**RECORDS SHOWN**.
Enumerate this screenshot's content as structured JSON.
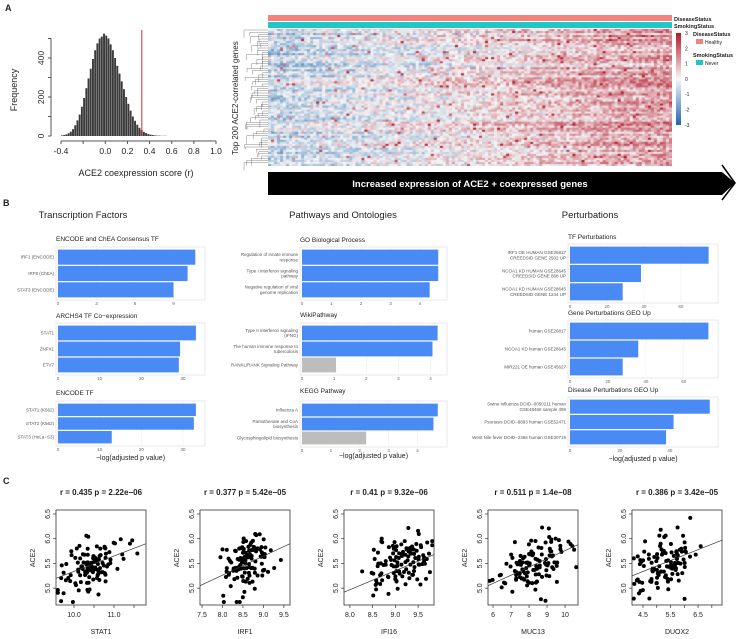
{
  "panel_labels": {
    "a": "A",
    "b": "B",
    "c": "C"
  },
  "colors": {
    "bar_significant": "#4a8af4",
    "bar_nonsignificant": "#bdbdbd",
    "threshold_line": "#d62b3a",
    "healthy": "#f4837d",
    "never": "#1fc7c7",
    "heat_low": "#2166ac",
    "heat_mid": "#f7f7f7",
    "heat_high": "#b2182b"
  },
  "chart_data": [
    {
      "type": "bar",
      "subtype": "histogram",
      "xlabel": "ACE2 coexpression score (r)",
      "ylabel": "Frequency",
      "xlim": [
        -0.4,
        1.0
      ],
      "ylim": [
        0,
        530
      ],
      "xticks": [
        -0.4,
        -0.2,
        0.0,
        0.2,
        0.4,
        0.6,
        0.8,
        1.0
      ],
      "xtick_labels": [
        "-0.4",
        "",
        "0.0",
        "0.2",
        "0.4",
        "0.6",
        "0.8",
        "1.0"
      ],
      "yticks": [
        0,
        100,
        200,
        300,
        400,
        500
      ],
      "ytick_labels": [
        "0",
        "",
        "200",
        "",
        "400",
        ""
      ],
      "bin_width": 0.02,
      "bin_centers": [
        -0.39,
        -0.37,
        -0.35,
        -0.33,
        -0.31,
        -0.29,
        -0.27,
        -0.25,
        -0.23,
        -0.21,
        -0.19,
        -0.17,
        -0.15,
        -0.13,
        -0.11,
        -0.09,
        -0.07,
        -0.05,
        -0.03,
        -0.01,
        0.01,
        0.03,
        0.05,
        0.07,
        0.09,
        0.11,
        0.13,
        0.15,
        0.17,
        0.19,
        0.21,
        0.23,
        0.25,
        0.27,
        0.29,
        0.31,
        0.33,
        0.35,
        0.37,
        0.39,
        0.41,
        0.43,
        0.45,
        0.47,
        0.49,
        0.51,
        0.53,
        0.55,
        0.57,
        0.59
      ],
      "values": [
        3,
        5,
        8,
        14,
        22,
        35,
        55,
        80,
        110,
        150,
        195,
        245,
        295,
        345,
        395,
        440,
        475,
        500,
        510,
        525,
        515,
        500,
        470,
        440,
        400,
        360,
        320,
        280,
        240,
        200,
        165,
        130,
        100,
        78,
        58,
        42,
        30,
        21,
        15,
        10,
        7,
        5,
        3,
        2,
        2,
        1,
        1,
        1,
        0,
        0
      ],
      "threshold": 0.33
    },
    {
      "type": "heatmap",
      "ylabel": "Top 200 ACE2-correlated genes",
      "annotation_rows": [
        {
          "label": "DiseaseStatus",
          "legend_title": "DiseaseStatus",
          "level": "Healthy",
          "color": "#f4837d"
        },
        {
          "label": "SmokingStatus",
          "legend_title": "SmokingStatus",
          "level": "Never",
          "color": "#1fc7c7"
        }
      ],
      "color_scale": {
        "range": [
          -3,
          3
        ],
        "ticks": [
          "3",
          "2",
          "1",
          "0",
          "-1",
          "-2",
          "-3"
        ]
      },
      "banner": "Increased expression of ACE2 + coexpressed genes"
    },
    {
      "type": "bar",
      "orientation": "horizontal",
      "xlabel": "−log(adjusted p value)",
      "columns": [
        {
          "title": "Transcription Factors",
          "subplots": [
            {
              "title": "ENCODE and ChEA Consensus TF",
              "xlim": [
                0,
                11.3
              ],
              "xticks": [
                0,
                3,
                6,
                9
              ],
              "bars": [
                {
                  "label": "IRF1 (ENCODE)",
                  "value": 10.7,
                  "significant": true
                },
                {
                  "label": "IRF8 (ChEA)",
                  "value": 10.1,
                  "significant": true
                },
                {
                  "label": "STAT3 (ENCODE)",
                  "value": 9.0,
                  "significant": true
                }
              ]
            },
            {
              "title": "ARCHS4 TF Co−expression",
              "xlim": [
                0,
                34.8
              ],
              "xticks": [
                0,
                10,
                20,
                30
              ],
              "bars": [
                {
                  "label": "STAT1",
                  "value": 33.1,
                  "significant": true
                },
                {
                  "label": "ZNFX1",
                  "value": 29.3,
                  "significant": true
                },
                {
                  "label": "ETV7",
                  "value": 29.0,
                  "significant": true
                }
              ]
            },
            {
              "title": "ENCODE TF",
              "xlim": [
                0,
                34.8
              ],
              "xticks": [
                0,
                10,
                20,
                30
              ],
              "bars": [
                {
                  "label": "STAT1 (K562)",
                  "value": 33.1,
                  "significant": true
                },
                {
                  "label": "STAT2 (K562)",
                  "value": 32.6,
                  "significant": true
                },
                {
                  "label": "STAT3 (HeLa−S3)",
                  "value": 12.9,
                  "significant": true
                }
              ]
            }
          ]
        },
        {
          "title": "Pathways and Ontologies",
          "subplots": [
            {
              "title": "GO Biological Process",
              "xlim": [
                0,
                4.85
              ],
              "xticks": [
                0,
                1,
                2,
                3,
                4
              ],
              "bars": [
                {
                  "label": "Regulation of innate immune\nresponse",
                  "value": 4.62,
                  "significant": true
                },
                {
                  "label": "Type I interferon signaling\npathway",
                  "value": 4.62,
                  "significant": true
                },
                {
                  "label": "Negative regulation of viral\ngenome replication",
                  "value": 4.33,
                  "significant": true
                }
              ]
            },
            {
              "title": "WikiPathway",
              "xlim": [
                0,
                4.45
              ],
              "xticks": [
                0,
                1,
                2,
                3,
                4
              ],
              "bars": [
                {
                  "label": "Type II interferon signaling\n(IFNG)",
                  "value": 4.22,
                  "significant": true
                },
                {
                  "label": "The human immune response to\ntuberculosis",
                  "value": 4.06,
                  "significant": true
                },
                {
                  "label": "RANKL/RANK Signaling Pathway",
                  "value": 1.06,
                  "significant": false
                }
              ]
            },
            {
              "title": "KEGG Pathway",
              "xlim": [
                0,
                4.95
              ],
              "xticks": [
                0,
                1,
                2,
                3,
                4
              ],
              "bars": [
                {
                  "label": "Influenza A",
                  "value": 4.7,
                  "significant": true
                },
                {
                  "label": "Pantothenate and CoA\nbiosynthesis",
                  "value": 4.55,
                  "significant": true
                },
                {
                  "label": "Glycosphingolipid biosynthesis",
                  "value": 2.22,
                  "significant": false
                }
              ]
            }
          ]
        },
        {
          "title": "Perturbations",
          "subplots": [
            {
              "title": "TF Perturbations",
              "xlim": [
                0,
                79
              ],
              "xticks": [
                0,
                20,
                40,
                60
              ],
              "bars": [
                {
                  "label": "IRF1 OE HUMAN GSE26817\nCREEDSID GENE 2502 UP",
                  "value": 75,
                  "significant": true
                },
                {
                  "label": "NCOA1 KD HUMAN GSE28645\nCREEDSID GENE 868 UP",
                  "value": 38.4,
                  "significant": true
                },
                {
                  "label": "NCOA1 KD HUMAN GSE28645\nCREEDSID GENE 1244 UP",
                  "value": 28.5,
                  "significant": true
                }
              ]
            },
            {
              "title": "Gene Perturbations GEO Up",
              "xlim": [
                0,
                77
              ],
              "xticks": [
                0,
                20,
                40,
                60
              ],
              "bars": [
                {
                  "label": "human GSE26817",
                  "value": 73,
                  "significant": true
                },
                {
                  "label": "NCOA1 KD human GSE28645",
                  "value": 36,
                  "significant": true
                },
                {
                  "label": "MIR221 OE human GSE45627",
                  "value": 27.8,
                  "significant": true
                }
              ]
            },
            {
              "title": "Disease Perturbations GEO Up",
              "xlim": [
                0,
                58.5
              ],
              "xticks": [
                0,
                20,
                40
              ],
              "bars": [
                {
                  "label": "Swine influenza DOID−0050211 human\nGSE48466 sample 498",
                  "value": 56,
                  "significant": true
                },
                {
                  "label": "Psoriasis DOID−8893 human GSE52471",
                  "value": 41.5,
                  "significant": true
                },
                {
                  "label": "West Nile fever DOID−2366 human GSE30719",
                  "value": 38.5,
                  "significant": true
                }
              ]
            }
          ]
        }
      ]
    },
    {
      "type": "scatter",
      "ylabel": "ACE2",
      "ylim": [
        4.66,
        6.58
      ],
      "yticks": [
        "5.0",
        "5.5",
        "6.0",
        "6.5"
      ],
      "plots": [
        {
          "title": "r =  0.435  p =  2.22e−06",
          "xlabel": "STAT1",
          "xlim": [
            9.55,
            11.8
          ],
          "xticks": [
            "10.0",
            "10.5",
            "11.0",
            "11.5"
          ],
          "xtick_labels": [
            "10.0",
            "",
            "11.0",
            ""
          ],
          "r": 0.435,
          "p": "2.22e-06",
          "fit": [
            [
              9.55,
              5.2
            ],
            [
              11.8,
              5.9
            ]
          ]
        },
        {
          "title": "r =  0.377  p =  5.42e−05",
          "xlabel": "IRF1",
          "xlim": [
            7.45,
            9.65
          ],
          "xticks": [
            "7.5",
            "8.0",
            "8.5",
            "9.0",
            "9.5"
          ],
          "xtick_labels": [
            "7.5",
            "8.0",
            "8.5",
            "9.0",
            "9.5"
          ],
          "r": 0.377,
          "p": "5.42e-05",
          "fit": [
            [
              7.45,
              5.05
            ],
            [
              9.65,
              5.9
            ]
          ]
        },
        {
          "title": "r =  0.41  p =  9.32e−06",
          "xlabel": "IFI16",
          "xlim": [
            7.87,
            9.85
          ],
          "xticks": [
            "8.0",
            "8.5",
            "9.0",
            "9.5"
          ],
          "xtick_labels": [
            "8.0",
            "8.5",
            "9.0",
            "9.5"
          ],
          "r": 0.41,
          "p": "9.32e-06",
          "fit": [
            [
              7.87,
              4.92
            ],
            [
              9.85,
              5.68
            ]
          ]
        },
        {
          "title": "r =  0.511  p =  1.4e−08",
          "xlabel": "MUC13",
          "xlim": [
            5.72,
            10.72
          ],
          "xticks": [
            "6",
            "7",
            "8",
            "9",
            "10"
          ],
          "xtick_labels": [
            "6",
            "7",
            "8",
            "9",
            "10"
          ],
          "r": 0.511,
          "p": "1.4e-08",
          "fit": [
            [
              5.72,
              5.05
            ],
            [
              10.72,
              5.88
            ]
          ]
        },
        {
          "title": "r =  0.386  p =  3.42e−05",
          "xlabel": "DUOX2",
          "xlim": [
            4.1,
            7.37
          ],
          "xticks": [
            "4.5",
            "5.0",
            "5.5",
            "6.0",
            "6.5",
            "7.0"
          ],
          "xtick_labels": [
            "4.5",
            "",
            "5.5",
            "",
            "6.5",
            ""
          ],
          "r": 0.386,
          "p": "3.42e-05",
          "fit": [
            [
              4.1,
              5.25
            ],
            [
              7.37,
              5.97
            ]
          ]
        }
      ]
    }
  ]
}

**DIRECTIONS FOR THIS TASK**. Go over the listing above and copy out each line that includes "ylabel".

**RESPONSE AREA**.
      "ylabel": "Frequency",
      "ylabel": "Top 200 ACE2-correlated genes",
      "ylabel": "ACE2",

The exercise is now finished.